▸ **ЦИТИРУЕМЫЙ ОТРЫВОК**

· · · ·

Отошел – и тут же забыл.
Николай Ростов прямо из госпиталя, где заживо гниют жертвы войны, попадает в Тильзит, на праздник примирения двух императоров. Контраст поразил его.
«Ростов долго стоял у угла, издалека глядя на пирующих. В уме его происходила мучительная работа, которую он никак не мог довести до конца. В душе его поднимались страшные сомнения. То ему вспоминался Денисов, со своим изменившимся выражением, со своей покорностью, и весь госпиталь с этими оторванными руками и ногами, с этой грязью и болезнями. Ему так живо казалось, что он теперь чувствует этот больничный запах мертвого тела, что он оглядывался, чтобы понять, откуда мог происходить этот запах. То ему вспоминался этот самодовольный Бонапарте с своей белой ручкой, который был теперь император, которого любит и уважает император Александр.
Для чего же оторванные руки, ноги, убитые люди!» «...пить, – подхватил Николай. – Эй, ты! Еще бутылку! – крикнул он».
«Все мы исповедуем христианский закон прощения обид и любви к ближнему, – думает Пьер. – А вчера засекли кнутом бежавшего человека, и служитель того же закона любви и милосердия, священник, давал целовать солдату крест перед казнью»... Что же Пьер делает? «Пить вино для него становилось все больше физической и вместе с тем нравственной потребностью». «Только выпив бутылку или две вина, он смутно сознавал, что тот запутанный, страшный узел жизни, который ужасал его прежде, не так страшен, как ему казалось».
«Иногда Пьер вспоминал о слышанном им рассказе о том, как на войне солдаты, находясь под выстрелами в прикрытии, когда им делать нечего, старательно изыскивают себе занятие, для того чтобы легче переносить опасность. И Пьеру все люди представлялись такими солдатами, спасающимися от жизни: кто честолюбием, кто картами, кто писанием законов, кто женщинами, кто игрушками, кто лошадьми, кто политикой, кто охотой, кто вином, кто государственными делами. «Нет ни ничтожного, ни важного, все равно, – думал Пьер, – только бы не видеть ее, эту страшную ее...»
Рядовые герои Толстого отворачиваются от смерти, от зла, от страдания, которые стоят у них за спиной, и не хотят о них думать. По-своему это мудро. Истинная мудрость состоит, правда, не в слепоте, а, напротив, в более остром зрении, в понимании бесконечной глубины и длительности каждой минуты, каждой секунды жизни, если она полна любви. Но до какого-то момента, до какого-то порога возраста и судьбы результат выходит один и тот же.
Мудрый смотрит сквозь смерть и, как учит Спиноза, думает о жизни; немудрый боится смерти, но, по немудрости своей, легко забывается и тоже думает о жизни...
В мире Достоевского забыться невозможно. Вино только растравляет раны Мармеладова. И никакие другие забавы не заменяют вина, не дают возвращения к детской радости жизни. Главное, не хватает здоровой среды, не хватает ростовско-разумихинского начала (хотя отдельные характеры вроде Разумихина у Достоевского мелькают... но именно мелькают). Сама среда у Достоевского повредилась. Нет прокладки здоровой примитивности, разделяющей Пьеров от Андреев и не дающей им слишком часто сталкиваться и взрываться в философских спорах.

· · · ·

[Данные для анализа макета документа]
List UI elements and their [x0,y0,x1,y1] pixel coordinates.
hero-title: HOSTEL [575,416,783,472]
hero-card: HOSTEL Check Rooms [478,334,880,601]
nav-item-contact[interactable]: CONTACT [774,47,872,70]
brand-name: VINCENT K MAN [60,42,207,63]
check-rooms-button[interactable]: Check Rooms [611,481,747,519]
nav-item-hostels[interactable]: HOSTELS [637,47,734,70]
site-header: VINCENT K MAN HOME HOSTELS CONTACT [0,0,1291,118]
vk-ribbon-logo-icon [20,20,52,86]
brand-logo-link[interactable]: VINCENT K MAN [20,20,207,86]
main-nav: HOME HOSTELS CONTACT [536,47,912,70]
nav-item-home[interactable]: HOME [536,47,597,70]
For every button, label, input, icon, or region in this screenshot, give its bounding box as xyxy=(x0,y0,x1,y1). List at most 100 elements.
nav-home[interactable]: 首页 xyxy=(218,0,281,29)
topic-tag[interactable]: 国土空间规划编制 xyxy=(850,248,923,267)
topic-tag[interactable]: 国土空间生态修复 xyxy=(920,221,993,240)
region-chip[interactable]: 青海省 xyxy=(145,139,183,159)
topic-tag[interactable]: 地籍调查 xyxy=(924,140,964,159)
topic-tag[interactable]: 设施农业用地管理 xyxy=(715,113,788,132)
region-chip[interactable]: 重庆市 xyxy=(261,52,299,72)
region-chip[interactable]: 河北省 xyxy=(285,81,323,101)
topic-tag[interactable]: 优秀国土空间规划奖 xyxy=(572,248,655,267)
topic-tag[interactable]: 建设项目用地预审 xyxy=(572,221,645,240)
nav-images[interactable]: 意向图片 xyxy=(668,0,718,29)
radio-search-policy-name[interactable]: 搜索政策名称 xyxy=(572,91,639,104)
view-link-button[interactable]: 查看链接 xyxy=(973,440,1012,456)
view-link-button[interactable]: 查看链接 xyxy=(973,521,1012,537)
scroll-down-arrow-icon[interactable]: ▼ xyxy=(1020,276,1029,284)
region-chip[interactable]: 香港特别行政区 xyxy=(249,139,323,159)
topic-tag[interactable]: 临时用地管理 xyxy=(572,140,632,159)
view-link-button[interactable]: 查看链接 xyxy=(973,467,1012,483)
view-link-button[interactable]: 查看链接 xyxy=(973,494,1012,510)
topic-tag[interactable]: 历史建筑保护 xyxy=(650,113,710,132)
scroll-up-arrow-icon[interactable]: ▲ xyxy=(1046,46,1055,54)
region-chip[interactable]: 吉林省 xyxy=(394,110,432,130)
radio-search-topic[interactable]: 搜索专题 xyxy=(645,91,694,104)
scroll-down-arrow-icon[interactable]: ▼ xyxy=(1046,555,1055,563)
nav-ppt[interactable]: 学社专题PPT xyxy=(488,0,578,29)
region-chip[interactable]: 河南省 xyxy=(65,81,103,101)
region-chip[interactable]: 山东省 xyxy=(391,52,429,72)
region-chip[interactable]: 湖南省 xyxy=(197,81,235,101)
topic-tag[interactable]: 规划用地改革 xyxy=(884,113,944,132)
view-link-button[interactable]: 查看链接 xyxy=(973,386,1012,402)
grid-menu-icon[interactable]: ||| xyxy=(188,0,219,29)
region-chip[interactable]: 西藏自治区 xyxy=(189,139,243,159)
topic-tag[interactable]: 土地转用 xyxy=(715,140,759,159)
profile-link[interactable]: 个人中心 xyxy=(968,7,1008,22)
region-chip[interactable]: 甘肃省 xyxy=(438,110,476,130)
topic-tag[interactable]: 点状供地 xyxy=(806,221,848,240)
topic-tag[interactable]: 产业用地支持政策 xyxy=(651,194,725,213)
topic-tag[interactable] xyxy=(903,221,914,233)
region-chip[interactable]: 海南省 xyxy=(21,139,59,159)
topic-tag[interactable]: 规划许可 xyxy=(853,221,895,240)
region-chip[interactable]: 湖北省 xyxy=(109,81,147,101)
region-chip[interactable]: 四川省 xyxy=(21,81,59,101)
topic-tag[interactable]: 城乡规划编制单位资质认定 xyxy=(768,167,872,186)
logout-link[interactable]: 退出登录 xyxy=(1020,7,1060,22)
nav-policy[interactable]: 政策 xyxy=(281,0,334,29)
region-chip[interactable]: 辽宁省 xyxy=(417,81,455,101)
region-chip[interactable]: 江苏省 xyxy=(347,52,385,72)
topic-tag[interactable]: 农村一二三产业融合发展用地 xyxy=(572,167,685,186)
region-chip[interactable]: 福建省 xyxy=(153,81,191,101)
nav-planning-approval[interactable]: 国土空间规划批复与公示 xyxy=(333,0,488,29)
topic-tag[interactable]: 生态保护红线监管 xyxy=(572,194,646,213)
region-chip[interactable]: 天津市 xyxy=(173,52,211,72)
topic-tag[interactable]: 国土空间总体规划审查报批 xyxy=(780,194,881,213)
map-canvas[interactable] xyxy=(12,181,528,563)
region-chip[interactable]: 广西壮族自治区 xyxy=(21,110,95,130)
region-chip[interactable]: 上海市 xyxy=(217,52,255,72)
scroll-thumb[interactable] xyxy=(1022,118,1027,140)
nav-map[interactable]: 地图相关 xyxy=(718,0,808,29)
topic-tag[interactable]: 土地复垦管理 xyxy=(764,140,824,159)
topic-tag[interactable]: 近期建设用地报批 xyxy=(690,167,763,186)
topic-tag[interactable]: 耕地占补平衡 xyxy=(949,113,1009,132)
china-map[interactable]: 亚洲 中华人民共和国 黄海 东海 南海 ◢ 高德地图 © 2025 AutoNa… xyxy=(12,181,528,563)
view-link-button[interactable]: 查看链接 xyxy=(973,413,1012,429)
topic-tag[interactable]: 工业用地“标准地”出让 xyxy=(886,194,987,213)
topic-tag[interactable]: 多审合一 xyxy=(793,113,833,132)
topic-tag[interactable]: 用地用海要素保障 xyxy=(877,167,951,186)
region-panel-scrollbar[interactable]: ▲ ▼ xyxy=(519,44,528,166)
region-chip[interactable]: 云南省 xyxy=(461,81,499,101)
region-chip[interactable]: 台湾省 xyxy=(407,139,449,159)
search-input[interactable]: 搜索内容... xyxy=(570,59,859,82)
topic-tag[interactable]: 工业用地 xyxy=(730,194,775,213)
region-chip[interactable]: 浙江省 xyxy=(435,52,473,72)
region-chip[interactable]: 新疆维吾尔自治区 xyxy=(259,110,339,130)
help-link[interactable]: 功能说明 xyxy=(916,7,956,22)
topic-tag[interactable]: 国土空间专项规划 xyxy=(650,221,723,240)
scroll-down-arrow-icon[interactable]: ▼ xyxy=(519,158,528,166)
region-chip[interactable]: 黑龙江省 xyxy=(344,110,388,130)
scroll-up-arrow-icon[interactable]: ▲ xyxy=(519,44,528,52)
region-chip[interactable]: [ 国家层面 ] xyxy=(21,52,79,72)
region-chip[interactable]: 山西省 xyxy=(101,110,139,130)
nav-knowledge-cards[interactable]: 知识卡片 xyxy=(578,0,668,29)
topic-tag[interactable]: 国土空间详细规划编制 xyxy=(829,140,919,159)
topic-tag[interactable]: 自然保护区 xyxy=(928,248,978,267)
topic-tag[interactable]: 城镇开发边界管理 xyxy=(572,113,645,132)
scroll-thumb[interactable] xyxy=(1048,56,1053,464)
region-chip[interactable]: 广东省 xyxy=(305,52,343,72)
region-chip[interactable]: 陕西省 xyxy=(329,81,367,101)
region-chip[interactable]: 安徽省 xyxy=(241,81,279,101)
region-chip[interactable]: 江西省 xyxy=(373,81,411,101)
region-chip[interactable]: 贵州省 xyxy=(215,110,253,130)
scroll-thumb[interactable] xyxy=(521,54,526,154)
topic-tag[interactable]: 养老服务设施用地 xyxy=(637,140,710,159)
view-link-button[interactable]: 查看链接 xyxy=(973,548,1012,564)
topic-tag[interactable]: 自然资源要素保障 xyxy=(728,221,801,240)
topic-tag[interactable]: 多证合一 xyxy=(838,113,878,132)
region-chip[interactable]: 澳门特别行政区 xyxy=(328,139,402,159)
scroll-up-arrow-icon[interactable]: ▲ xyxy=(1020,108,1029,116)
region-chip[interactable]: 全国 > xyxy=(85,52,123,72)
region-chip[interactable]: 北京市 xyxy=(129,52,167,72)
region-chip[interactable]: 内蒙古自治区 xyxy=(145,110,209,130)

· · · ·

▸ **ЗАДАНИЯ К УПРАЖНЕНИЮ**
a) Воспроизведите без изменений фрагмент отрывка от «Рядовые герои Толстого» до «думает о жизни...» включительно.
b) Куда, согласно отрывку, попадает Николай Ростов прямо из госпиталя?

▸ **ОТВЕТЫ НИЖЕ**
a)
Рядовые герои Толстого отворачиваются от смерти, от зла, от страдания, которые стоят у них за спиной, и не хотят о них думать. По-своему это мудро. Истинная мудрость состоит, правда, не в слепоте, а, напротив, в более остром зрении, в понимании бесконечной глубины и длительности каждой минуты, каждой секунды жизни, если она полна любви. Но до какого-то момента, до какого-то порога возраста и судьбы результат выходит один и тот же.
Мудрый смотрит сквозь смерть и, как учит Спиноза, думает о жизни; немудрый боится смерти, но, по немудрости своей, легко забывается и тоже думает о жизни...

b) В Тильзит, на праздник примирения двух императоров.